Counting only lines that hold "Gear", give the total and nothing more.

(begin)

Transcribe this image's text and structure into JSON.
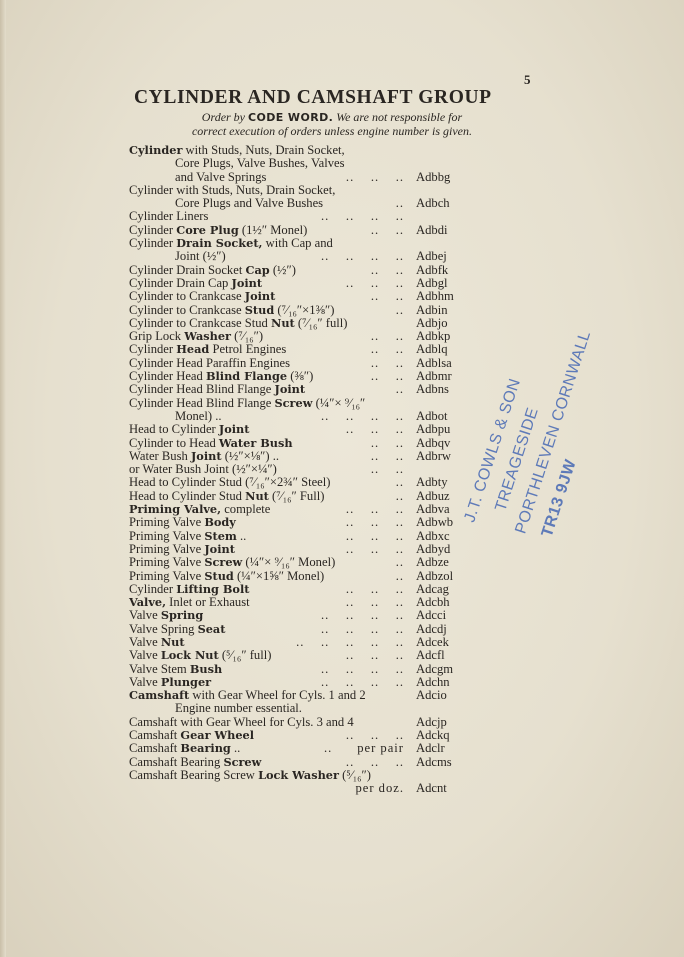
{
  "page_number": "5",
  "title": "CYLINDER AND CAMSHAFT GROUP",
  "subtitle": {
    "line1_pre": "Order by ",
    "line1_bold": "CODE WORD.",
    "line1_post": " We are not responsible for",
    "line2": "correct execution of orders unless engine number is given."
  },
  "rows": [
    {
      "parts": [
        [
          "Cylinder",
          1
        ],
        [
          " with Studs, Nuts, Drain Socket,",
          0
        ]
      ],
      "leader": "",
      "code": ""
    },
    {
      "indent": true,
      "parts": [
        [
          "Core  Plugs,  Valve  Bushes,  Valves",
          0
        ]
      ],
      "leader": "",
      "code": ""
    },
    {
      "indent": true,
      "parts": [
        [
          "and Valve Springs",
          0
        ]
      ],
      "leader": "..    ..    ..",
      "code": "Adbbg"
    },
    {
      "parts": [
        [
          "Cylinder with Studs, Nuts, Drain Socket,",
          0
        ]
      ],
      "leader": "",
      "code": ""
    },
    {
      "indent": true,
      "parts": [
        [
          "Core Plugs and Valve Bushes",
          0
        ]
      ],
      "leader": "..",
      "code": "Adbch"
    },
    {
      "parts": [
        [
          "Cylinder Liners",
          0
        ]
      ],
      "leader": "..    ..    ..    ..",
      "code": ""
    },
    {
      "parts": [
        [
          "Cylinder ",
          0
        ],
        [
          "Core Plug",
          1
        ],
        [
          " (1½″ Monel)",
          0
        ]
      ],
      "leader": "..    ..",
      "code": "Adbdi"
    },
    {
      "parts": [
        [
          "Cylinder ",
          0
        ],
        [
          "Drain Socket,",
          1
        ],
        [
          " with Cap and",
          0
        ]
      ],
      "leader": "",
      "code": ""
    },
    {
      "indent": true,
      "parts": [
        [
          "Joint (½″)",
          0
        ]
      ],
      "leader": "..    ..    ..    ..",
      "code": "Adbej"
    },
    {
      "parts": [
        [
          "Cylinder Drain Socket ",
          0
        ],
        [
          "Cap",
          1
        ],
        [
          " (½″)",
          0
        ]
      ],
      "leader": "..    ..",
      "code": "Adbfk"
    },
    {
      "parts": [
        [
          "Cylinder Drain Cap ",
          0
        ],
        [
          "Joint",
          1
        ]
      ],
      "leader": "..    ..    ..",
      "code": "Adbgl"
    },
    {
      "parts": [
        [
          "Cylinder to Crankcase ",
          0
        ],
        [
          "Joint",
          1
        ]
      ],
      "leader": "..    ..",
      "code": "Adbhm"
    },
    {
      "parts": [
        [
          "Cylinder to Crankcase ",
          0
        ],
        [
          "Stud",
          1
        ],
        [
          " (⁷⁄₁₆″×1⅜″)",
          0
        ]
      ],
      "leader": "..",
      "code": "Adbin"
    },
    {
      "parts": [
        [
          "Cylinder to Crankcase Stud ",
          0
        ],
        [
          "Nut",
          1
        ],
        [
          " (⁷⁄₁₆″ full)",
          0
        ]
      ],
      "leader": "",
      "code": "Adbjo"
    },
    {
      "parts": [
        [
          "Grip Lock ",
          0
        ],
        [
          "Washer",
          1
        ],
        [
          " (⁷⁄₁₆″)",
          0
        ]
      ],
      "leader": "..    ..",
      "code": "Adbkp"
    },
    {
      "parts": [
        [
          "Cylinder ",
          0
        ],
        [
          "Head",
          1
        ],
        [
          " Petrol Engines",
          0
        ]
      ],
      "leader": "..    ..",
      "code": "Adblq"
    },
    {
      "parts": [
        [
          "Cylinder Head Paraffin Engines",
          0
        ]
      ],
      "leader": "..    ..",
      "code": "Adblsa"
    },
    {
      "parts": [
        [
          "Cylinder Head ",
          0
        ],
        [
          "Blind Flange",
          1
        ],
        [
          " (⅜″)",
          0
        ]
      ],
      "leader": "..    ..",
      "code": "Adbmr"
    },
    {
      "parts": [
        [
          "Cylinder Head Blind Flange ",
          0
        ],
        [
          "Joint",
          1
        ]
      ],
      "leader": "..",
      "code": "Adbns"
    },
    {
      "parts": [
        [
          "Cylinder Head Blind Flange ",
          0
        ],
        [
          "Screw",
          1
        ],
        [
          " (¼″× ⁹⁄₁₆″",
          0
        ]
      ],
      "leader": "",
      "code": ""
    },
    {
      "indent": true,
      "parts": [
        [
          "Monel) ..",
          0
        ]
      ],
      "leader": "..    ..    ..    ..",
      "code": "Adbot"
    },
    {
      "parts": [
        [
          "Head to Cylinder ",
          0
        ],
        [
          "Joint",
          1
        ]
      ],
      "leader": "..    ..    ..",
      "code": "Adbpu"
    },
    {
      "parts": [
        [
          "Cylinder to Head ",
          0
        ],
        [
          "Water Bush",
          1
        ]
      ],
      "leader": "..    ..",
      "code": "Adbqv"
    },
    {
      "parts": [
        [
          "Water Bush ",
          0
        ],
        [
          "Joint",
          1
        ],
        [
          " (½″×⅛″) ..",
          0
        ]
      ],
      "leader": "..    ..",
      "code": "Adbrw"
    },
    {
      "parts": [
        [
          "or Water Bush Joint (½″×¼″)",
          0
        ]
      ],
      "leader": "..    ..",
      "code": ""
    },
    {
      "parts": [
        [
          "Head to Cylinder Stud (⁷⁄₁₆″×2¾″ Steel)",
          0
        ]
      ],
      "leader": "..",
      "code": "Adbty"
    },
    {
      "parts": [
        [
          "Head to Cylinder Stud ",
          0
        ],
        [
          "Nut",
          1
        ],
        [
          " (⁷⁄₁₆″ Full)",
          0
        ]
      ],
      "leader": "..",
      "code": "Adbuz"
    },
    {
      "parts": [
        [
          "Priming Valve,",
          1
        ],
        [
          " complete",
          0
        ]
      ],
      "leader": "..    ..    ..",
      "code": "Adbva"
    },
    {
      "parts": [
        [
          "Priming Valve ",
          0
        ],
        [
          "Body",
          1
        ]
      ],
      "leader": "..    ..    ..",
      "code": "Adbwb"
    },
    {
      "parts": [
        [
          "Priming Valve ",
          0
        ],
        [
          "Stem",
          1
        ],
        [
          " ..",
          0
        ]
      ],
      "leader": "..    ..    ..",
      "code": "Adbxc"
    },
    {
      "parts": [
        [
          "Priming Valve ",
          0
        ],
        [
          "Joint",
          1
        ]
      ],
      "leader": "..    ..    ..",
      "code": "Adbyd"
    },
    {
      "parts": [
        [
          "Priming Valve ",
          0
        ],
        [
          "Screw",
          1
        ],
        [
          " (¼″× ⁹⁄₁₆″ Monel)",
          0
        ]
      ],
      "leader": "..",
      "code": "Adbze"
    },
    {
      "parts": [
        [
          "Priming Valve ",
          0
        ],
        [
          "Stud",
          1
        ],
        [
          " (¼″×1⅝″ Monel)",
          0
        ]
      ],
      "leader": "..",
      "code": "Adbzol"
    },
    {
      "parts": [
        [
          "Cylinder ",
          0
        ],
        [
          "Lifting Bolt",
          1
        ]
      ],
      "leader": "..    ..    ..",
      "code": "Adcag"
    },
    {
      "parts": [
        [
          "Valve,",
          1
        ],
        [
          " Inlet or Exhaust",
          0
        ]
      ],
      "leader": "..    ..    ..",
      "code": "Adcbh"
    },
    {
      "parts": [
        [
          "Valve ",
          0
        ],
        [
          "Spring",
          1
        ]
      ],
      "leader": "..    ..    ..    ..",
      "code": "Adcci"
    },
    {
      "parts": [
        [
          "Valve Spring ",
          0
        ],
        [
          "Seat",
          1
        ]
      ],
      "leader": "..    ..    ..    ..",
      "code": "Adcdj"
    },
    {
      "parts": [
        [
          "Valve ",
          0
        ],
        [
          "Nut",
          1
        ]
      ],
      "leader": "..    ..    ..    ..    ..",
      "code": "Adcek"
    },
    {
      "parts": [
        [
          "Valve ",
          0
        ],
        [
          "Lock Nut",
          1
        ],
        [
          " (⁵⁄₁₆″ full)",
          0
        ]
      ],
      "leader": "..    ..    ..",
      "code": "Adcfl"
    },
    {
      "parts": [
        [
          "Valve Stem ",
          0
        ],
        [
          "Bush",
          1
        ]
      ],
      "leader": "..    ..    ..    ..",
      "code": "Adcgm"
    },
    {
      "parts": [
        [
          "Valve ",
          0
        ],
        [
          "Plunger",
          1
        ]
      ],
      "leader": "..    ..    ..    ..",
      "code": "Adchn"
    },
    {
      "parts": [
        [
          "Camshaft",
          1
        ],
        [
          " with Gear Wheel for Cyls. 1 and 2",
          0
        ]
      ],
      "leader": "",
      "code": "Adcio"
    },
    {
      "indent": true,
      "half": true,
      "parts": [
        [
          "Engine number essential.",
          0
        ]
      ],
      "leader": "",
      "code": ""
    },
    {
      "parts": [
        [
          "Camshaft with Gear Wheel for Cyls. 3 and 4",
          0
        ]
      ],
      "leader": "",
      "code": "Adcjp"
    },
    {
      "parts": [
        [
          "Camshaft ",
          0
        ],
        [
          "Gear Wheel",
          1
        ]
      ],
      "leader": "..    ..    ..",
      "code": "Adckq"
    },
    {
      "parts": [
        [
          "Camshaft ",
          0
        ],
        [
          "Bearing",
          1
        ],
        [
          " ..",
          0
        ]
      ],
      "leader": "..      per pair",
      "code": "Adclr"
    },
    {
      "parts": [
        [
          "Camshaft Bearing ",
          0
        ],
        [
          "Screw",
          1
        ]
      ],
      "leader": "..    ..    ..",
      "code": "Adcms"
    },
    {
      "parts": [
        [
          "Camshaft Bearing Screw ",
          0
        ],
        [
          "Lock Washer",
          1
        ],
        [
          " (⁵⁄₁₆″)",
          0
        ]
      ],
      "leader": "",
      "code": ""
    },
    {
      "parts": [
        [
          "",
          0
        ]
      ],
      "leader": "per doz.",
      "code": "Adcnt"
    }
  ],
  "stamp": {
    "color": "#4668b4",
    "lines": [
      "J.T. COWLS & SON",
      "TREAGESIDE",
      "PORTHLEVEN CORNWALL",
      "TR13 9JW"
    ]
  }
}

(end)

SOLUTION FOR THIS TASK ▸ 3